*Work task A:* In the precious metals passage below, about how many tons of platinum are produced each year?
*Work task B:* Please explain, using the precious metals passage below, why platinum has rarely been cheaper than gold since 1987.
*Work task C:* Write the next part of the precious metals passage below, picking up after its final sentence.

At a silver price of $15.85 per ounce, a reversion to the mean reflects a gold price of $872.
2. The Platinum Divergence Says Gold Should Be $884/ozt.
The platinum versus gold spread is the price differential, per ounce, between the two precious metals.
The quarterly chart of this relationship highlights the price history between platinum and gold. (click to enlarge)
Since 1987, platinum has rarely been cheaper than gold because:
- it is a rarer metal – approximately 250 tons of platinum is produced each year compared to 2,800 tons of gold – and, due to its rarity, is more expensive to produce than gold and
- platinum has many more industrial applications on a per ounce produced basis than does gold.
Given the above it makes intuitive sense that platinum should trade at a premium to gold yet platinum is currently trading at an $87 dollar discount to the price of gold meaning that either platinum is too cheap or gold is too expensive on a historical basis.
Thus, based on long-term historical norms, the price of platinum today at $1084 per ounce implies a gold price of $884.
3. Open Interest Divergence
It is not that no one cares about gold these days, but less people certainly have the yellow metal on their radar than in the past few years as illustrated by the extent of open interest, the total number of long and short positions in the futures market, which has declined 28.8% since 2010 while, the price of the yellow metal has dropped just under 39%.
Oddly enough, both silver and platinum futures currently have the largest open interests in history.
- Platinum is currently less than half the price it was at the highs in 2008 but open interest today in platinum has increased of almost 600%.
- Open interest in silver today is almost twice what it was when silver was over three times higher than the current price level.
The divergences in price coupled with the divergence in open interest highlights that something is out of whack in the precious metals sector these days. This tells me that a big move is on the horizon. The price divergences point a mean reversion in the historical price relationships between platinum, silver and gold. This is likely to translate into a lower price for gold.

*Data extracts:*
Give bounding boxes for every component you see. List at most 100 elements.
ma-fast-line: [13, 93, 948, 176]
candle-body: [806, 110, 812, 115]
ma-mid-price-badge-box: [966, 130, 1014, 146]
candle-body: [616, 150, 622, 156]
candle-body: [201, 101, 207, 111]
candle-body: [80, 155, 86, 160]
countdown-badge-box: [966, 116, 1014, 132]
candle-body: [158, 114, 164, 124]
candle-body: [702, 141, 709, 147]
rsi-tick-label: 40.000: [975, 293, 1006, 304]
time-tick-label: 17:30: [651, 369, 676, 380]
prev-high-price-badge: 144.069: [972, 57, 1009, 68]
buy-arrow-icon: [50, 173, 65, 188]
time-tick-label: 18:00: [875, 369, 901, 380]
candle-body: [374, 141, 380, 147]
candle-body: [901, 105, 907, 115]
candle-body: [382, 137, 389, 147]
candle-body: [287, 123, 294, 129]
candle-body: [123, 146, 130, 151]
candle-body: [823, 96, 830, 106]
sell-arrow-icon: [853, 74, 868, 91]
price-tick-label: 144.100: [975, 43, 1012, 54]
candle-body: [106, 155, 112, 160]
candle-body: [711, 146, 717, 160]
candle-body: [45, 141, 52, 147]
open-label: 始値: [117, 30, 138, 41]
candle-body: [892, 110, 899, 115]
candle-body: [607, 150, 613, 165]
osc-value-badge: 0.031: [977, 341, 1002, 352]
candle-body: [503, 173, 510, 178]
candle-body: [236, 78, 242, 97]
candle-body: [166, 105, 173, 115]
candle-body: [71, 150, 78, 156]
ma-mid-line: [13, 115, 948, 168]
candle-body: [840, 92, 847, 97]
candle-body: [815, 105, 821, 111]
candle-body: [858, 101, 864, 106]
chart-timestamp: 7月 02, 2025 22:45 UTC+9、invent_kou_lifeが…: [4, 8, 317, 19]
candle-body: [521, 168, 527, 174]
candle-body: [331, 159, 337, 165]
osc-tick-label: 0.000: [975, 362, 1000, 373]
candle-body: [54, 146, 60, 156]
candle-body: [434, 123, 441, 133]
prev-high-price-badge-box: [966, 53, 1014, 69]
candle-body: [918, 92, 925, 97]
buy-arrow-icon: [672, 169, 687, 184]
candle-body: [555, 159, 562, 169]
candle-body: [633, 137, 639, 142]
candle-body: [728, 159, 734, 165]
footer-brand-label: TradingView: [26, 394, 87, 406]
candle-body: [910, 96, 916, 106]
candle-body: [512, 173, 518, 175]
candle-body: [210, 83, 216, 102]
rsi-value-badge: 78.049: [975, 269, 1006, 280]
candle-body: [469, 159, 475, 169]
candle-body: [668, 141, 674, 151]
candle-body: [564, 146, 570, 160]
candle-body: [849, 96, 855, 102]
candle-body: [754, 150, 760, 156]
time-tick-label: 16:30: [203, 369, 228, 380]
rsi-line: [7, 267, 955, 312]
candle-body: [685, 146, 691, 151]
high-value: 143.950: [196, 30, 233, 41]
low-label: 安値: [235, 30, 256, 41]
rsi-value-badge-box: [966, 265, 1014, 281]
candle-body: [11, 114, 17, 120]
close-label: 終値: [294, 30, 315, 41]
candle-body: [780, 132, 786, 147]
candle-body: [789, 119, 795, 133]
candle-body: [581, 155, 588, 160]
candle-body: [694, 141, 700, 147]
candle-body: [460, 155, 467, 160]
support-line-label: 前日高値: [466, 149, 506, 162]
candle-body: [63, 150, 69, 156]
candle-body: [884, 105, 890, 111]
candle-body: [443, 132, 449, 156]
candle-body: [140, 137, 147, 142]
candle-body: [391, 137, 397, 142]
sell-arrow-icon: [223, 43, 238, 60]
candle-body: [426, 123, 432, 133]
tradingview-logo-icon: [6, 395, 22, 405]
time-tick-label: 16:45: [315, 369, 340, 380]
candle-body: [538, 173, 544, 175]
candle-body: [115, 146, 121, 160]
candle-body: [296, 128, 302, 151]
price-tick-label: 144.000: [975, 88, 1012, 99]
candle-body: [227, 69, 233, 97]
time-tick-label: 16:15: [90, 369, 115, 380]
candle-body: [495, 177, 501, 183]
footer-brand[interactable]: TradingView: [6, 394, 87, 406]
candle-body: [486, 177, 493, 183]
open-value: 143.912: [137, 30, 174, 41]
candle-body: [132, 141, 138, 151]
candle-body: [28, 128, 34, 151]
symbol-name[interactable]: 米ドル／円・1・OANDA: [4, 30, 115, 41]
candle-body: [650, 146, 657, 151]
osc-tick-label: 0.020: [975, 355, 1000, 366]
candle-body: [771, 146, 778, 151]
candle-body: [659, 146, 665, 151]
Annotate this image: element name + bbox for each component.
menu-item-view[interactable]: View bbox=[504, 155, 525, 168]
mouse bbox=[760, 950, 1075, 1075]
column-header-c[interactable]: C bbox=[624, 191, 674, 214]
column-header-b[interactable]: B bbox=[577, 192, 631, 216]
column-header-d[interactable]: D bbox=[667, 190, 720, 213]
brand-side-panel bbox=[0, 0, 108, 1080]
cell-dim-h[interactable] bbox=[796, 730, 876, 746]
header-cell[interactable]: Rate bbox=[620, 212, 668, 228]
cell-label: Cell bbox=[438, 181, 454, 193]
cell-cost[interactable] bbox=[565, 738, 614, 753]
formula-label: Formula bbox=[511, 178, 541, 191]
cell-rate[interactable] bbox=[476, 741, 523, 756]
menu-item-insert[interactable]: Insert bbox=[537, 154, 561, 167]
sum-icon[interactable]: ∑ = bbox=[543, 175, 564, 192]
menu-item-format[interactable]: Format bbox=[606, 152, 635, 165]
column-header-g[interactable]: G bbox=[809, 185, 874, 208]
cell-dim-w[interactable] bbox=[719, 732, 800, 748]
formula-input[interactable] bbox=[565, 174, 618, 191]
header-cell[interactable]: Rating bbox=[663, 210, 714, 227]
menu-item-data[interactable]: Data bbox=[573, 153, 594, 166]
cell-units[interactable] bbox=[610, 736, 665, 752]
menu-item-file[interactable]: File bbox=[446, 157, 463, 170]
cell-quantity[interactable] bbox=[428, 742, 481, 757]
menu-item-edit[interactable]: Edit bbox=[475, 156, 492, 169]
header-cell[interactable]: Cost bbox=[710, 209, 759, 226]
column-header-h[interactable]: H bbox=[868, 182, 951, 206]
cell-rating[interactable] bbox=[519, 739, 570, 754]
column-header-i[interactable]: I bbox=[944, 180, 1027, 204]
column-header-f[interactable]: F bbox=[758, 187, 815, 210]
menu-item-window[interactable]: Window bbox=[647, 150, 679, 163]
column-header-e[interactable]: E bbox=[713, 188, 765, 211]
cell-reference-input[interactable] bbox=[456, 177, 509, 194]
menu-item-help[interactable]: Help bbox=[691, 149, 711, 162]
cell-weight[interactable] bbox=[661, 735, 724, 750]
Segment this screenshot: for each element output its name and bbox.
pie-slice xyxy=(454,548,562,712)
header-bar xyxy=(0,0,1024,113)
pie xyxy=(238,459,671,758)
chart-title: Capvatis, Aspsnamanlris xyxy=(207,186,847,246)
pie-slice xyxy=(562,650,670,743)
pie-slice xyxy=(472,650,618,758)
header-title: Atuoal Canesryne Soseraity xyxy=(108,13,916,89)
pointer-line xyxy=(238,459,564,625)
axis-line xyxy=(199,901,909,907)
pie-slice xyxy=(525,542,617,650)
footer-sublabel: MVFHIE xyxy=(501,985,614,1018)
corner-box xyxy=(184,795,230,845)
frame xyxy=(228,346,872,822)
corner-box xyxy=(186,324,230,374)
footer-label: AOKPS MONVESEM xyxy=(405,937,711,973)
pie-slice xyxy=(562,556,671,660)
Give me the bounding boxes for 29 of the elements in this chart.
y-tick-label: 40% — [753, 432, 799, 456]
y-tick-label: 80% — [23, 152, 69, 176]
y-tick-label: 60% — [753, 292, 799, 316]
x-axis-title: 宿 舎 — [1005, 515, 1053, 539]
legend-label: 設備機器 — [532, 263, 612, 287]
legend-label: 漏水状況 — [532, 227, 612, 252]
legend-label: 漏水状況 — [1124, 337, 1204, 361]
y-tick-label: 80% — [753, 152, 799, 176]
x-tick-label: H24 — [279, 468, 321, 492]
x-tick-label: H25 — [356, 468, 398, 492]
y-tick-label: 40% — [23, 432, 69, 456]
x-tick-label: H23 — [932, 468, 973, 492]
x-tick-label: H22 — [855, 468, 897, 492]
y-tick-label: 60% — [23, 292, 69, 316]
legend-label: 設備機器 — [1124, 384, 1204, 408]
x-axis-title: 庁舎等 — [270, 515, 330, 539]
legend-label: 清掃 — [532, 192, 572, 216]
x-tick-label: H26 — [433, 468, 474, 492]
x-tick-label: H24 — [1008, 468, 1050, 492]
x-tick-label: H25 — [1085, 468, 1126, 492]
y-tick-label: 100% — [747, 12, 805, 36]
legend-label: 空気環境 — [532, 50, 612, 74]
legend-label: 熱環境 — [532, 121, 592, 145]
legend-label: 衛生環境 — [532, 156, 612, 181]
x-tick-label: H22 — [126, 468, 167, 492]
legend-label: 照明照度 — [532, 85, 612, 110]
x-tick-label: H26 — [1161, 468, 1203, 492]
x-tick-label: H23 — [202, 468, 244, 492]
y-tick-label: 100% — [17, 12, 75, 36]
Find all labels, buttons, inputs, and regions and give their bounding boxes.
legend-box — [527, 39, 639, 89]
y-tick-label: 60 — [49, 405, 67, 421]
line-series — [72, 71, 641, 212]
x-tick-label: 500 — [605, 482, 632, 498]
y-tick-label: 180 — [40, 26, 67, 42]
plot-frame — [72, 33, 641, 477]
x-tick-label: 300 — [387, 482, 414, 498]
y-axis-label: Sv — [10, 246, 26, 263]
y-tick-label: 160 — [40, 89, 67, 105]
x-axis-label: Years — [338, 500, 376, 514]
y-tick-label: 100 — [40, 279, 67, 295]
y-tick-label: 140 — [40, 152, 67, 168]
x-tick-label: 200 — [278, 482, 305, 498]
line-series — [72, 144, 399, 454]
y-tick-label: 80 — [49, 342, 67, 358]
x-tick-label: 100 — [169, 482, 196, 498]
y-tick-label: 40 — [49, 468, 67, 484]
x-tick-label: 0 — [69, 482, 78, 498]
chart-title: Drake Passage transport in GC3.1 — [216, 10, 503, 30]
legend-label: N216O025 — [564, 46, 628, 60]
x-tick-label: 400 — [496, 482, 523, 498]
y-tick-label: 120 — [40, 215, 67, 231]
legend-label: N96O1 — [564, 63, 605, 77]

*Task result A:* Approximately 250 tons.

*Task result B:* Platinum is a rarer metal, with about 250 tons produced each year compared to 2,800 tons of gold, so it is more expensive to produce. It also has many more industrial applications per ounce produced than gold does.

*Task result C:*
The USD & Interest Rates
Action in the U.S. dollar is supportive of the above view and rising interest rates in the U.S. are likely to power the dollar even higher (continue reading the original article HERE.)
- Higher interest rates are a huge negative for the price of gold as gold must compete with other assets for investment flows. Since gold pays no rate of interest, a higher interest rate environment raises the cost of carry for the yellow metal thus decreasing investment demand. Gold goes the way of investment demand. Lower investment demand makes gold heavier and more likely to fall.
- Rising interest rates in the U.S. coupled with a strong dollar and the prospect for even more strength in the greenback are negative for the price of gold.
Given all of the above, I believe that the sweet spot for gold right now is the $880 per troy ounce level. It is just the case of a reversion to the mean. Rising U.S. interest rates and a stronger dollar are likely to be the impetus that gets gold moving lower in the near future. That is why I am making this bold call at this time.
While I am probably more bearish than any other analyst out there these days, I believe that when gold corrects it will create an amazing buying opportunity. Monetary policy around the world has been to print money or fiat currencies to stimulate economies and there is often a lagged effect between monetary policy and its ultimate effects. As such, it is likely that all of this easing and cheap money will cause a bout of inflation down the road and when that happens, gold will shine again.
Before that happens, however, I see gold dipping below $900 bucks, and when it does be sure to snap some up for the rainy day that is almost sure to come.